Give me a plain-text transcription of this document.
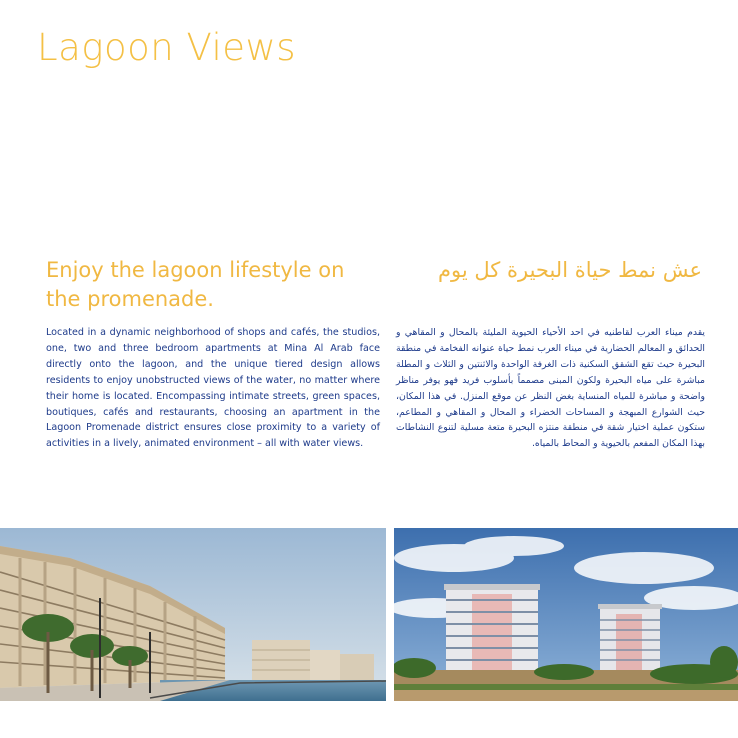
Lagoon Views
Enjoy the lagoon lifestyle on the promenade.
عش نمط حياة البحيرة كل يوم
Located in a dynamic neighborhood of shops and cafés, the studios, one, two and three bedroom apartments at Mina Al Arab face directly onto the lagoon, and the unique tiered design allows residents to enjoy unobstructed views of the water, no matter where their home is located. Encompassing intimate streets, green spaces, boutiques, cafés and restaurants, choosing an apartment in the Lagoon Promenade district ensures close proximity to a variety of activities in a lively, animated environment – all with water views.
يقدم ميناء العرب لقاطنيه في احد الأحياء الحيوية المليئة بالمحال و المقاهي و الحدائق و المعالم الحضارية في ميناء العرب نمط حياة عنوانه الفخامة في منطقة البحيرة حيث تقع الشقق السكنية ذات الغرفة الواحدة والاثنتين و الثلاث و المطلة مباشرة على مياه البحيرة ولكون المبنى مصمماً بأسلوب فريد فهو يوفر مناظر واضحة و مباشرة للمياه المنساية بغض النظر عن موقع المنزل. في هذا المكان، حيث الشوارع المبهجة و المساحات الخضراء و المحال و المقاهي و المطاعم، ستكون عملية اختيار شقة في منطقة منتزه البحيرة متعة مسلية لتنوع النشاطات بهذا المكان المفعم بالحيوية و المحاط بالمياه.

━━━━━━━━━━━━━━━━━━━━━━━━━━━━━━

*Requirement*.
All records must be output exactly as they are, except for the pictures, which are left out.

*Response for this exercise*.
Give me a plain-text transcription of this document.
Lagoon Views
Enjoy the lagoon lifestyle on the promenade.
عش نمط حياة البحيرة كل يوم
Located in a dynamic neighborhood of shops and cafés, the studios, one, two and three bedroom apartments at Mina Al Arab face directly onto the lagoon, and the unique tiered design allows residents to enjoy unobstructed views of the water, no matter where their home is located. Encompassing intimate streets, green spaces, boutiques, cafés and restaurants, choosing an apartment in the Lagoon Promenade district ensures close proximity to a variety of activities in a lively, animated environment – all with water views.
يقدم ميناء العرب لقاطنيه في احد الأحياء الحيوية المليئة بالمحال و المقاهي و الحدائق و المعالم الحضارية في ميناء العرب نمط حياة عنوانه الفخامة في منطقة البحيرة حيث تقع الشقق السكنية ذات الغرفة الواحدة والاثنتين و الثلاث و المطلة مباشرة على مياه البحيرة ولكون المبنى مصمماً بأسلوب فريد فهو يوفر مناظر واضحة و مباشرة للمياه المنساية بغض النظر عن موقع المنزل. في هذا المكان، حيث الشوارع المبهجة و المساحات الخضراء و المحال و المقاهي و المطاعم، ستكون عملية اختيار شقة في منطقة منتزه البحيرة متعة مسلية لتنوع النشاطات بهذا المكان المفعم بالحيوية و المحاط بالمياه.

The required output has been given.